* **GOAL A**:
Answer these questions about the article below on the AAMBO website:
(i) On what date was the site launched?
(ii) Which office established AAMBO?
(iii) What does ADCCP stand for?

* **QUOTED TEXT**:
====================
The Army Application Migration Business Office (AAMBO) launched a new public-facing website to help the Army IT community get on the same page about requirements for cloud migration.
AAMBO.army.mil is a one-stop shop where migration stakeholders can find out how AAMBO can help them get to the cloud. Established by the Program Executive Office Enterprise Information Systems to provide guidance for the migration of enterprise applications, AAMBO acts as the liaison between the capability owners (those managing the systems and applications) and Defense Department-approved enterprise environment providers. It is in direct support of Network Enterprise Technology Command’s Enterprise Computing Operations Service Center.
The website offers links to details on AAMBO Lunch and Learn sessions, a current list of Army Cloud Computing Enterprise Transformation vendors, policies from the Army CIO/G-6 Policy Branch and a step-by-step process to assess cloud migration readiness. Although capability owners can’t submit data through the website, AAMBO can explain what they can expect from the process. It offers a six-step guide that includes discovery and portfolio analysis, cost-benefit analysis and migration planning and execution.
Until now, there was no single resource for capability owners to go to for information on cloud migration, said Donald Squires, a project officer at AAMBO. Everything that was available online faced internally, requiring account logins and common access cards. “We’ve known that we needed to just get general information out there about AAMBO and what we do," he said.
"The purpose of the website is to provide the overall Army community with the latest information related to cloud adoption and application migration in support of what we call the ADCCP, or the Army Data Center Consolidation Plan," he said. "It just enhances our strategic communications by providing publicly available information to the Army community.”
The website also aims to ensure that all capability owners are working with the same definition of cloud computing. The Army uses DOD’s definition, which is based on the National Institute of Standards and Technology’s description: “a model for enabling ubiquitous, convenient, on-demand network access to a shared pool of configurable computing resources (e.g., networks, servers, storage, applications, and services) that can be rapidly provisioned and released with minimal management effort or service provider interaction.”
“I think a lot of people have different ideas of what that means, and we try to have a common body of information for them to work from to understand what the Army believes cloud computing is,” Squires said.
Those differences in addition to the Army’s detailed requirements for cloud migration have complicated moves by the service’s entities.
“There are definitely specific challenges. A lot of those have to do with security,” Squires said. “We know that existing cloud offerings that are out there now that work well in the financial community, [for example], but the Army’s got specific requirements [and] they’re not met by the commercial cloud providers that are out there, so those are definitely challenges we face.”
Launched Nov. 30, the site was too new at press time for Squires to provide statistics on visits or feedback. Going forward, staff will update it as new guidance and information comes out from Army headquarters.
AAMBO is not an anomaly, Johanna Curry, an AAMBO project officer, said. “Most agencies have a migration support office similar to ours,” she said, and the new website can serve as a model for other agencies looking to get the word out about cloud migration processes.
====================
* **GOAL B**: Report how many lines of the listing below contain the string "geschaeftsklima". Give only the number.

* **RECORDS FOR THIS TASK**:
====================
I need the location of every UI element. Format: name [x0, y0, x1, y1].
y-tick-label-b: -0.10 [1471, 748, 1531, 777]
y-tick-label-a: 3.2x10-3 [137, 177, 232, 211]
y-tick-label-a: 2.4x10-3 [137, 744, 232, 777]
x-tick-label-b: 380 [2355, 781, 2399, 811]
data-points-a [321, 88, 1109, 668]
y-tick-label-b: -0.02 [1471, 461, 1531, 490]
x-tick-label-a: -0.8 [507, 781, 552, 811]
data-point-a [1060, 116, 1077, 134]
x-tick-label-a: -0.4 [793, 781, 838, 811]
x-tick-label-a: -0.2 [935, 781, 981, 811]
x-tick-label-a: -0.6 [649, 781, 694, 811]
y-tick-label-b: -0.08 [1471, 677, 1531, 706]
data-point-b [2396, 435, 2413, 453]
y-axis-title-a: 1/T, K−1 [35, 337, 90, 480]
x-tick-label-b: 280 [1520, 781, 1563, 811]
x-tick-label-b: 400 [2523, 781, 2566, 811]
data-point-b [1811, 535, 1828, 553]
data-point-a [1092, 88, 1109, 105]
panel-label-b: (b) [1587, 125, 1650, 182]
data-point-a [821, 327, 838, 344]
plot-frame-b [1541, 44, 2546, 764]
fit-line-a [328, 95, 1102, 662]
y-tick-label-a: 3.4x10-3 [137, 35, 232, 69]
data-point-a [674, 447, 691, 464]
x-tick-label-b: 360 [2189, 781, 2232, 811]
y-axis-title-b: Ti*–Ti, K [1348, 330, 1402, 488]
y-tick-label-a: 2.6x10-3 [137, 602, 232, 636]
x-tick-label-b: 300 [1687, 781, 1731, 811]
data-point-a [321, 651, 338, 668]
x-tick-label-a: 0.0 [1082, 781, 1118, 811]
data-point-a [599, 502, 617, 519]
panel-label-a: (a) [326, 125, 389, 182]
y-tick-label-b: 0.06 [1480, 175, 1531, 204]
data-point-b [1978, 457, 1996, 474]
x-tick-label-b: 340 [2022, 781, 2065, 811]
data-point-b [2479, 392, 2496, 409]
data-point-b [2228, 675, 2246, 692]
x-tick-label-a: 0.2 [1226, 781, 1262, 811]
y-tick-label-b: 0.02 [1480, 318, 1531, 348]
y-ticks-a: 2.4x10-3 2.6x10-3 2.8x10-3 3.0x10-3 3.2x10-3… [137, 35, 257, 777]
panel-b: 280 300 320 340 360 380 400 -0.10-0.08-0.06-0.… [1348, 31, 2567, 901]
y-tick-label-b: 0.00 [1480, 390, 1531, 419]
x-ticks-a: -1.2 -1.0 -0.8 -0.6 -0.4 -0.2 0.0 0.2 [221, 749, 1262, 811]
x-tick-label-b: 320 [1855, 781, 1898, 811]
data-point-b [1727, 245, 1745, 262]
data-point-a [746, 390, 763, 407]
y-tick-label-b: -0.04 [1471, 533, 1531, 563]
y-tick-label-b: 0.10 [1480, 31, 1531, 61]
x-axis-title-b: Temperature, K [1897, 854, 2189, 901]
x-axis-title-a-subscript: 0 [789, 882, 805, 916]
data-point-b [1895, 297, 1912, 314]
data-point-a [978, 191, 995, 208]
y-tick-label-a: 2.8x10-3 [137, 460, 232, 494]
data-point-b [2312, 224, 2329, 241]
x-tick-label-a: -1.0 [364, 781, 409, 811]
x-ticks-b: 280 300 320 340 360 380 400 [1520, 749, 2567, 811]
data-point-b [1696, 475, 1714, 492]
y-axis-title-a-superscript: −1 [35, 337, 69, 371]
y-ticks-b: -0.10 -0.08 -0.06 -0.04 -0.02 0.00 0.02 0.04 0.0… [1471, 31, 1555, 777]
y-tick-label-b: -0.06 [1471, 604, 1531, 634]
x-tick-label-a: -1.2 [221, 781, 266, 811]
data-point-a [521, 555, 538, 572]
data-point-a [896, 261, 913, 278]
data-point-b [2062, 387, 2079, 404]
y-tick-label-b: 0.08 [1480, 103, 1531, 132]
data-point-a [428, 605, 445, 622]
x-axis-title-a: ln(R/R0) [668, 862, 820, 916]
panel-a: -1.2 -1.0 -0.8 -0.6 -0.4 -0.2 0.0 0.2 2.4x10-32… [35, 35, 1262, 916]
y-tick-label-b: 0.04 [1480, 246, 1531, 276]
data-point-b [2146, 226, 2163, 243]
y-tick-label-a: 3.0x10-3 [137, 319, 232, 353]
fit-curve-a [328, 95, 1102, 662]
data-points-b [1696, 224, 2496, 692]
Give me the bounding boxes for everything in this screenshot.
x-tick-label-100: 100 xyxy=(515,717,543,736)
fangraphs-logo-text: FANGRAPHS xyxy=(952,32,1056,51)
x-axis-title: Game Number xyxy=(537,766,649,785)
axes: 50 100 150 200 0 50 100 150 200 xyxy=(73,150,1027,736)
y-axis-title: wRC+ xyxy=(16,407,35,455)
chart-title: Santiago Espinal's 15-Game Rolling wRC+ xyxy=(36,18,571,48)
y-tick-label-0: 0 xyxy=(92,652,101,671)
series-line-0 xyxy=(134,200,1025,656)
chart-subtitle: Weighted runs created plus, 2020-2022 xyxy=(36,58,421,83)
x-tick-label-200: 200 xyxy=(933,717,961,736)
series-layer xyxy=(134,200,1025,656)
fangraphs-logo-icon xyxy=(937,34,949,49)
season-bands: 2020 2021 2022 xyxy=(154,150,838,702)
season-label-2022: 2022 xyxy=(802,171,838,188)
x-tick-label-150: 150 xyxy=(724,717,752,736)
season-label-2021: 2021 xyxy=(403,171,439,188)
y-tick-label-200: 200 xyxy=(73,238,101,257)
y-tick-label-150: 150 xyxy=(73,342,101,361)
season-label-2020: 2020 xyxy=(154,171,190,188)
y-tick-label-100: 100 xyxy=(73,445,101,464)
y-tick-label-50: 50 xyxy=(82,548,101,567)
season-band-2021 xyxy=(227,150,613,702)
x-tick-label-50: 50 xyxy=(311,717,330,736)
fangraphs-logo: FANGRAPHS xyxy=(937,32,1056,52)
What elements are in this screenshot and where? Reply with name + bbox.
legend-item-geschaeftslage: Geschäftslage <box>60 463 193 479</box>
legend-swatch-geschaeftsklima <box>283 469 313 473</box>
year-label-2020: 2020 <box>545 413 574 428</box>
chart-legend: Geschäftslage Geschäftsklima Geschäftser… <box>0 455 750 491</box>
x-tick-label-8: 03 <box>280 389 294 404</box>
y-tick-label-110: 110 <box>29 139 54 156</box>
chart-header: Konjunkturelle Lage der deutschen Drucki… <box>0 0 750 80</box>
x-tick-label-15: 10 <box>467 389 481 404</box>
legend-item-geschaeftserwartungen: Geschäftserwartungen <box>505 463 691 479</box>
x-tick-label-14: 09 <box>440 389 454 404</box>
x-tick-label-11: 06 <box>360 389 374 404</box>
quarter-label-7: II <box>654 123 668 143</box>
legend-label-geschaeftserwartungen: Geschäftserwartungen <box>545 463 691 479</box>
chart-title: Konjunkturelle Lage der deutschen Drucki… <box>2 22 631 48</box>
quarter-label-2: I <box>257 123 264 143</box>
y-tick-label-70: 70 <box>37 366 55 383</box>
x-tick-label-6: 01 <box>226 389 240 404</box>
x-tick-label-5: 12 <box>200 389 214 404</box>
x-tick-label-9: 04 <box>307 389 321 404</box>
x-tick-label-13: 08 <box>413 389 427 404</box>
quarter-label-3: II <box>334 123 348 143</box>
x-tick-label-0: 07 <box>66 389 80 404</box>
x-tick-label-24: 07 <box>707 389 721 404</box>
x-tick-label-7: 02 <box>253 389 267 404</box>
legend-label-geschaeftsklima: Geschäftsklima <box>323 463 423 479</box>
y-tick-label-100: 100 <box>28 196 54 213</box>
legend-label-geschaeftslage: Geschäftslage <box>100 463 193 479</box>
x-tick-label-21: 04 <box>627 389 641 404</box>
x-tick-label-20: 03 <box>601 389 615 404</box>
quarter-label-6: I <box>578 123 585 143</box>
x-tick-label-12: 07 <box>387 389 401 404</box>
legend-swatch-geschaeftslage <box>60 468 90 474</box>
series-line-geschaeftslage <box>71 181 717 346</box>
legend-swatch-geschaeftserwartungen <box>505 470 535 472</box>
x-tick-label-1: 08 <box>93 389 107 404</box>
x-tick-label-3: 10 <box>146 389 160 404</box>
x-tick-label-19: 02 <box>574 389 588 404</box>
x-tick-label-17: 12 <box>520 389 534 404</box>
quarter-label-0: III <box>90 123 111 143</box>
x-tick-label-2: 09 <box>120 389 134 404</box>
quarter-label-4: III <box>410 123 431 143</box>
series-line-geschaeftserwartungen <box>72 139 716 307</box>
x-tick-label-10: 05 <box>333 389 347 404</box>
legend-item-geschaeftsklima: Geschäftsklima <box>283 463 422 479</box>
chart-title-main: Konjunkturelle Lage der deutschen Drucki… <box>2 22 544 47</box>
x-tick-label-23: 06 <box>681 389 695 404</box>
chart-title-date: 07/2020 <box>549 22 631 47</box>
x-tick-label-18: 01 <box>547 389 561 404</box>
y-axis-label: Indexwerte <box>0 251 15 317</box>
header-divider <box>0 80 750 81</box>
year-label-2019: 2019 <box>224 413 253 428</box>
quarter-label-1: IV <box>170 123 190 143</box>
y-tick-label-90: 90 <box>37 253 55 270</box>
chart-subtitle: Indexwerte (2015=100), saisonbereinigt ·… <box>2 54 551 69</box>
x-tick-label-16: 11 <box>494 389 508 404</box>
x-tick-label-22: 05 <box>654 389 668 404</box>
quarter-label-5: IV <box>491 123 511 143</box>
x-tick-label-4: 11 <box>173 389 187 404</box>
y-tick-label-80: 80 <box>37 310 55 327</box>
====================
* **ANSWER A**:
(i) Nov. 30
(ii) The Program Executive Office Enterprise Information Systems
(iii) Army Data Center Consolidation Plan

* **ANSWER B**: 3